-- YOUR GOAL --
Filter for the word "Calendars" and keep each matching line.

[Stored data]
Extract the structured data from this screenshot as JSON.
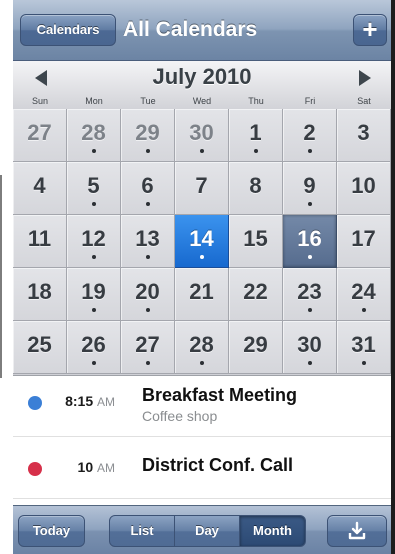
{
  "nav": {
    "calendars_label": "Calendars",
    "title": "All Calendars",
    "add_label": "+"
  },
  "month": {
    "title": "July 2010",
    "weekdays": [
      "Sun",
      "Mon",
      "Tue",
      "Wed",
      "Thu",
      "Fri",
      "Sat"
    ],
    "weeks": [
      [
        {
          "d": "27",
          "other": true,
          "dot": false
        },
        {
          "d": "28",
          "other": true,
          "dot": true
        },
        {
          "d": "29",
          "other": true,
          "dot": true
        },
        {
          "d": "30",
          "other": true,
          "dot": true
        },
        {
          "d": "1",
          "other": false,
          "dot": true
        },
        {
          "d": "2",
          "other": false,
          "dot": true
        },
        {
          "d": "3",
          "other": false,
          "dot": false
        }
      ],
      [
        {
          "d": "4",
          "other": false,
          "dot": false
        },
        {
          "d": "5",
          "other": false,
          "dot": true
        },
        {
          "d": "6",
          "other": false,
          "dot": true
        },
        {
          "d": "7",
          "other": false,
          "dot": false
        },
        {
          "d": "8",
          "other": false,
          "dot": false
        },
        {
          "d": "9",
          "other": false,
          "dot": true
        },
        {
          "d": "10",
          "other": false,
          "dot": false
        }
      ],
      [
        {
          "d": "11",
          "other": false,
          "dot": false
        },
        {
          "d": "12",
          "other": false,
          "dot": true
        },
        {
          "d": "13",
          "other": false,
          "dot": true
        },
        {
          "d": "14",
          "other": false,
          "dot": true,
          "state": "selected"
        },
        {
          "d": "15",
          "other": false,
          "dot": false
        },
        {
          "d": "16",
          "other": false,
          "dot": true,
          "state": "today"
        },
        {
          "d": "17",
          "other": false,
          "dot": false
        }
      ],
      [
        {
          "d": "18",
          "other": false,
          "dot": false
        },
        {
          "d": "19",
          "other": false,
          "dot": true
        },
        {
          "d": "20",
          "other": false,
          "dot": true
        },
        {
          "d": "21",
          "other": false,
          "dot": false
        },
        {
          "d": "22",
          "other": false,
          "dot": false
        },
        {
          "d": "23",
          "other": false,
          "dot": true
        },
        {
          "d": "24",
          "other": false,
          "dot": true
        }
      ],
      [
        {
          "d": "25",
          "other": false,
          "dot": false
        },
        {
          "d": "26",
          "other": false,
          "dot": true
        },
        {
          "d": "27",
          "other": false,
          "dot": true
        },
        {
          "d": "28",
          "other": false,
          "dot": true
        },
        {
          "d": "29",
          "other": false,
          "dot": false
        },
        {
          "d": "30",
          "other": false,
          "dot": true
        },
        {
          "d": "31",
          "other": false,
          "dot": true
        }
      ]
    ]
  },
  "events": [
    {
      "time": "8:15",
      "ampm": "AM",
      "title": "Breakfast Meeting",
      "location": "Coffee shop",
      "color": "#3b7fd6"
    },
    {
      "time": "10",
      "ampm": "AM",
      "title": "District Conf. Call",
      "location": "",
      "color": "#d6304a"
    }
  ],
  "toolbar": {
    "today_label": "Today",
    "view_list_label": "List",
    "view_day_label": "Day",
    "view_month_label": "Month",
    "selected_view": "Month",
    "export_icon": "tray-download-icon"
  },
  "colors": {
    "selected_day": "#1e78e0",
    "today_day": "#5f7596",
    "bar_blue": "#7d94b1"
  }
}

-- TASK SOLUTION --
    "calendars_label": "Calendars",
    "title": "All Calendars",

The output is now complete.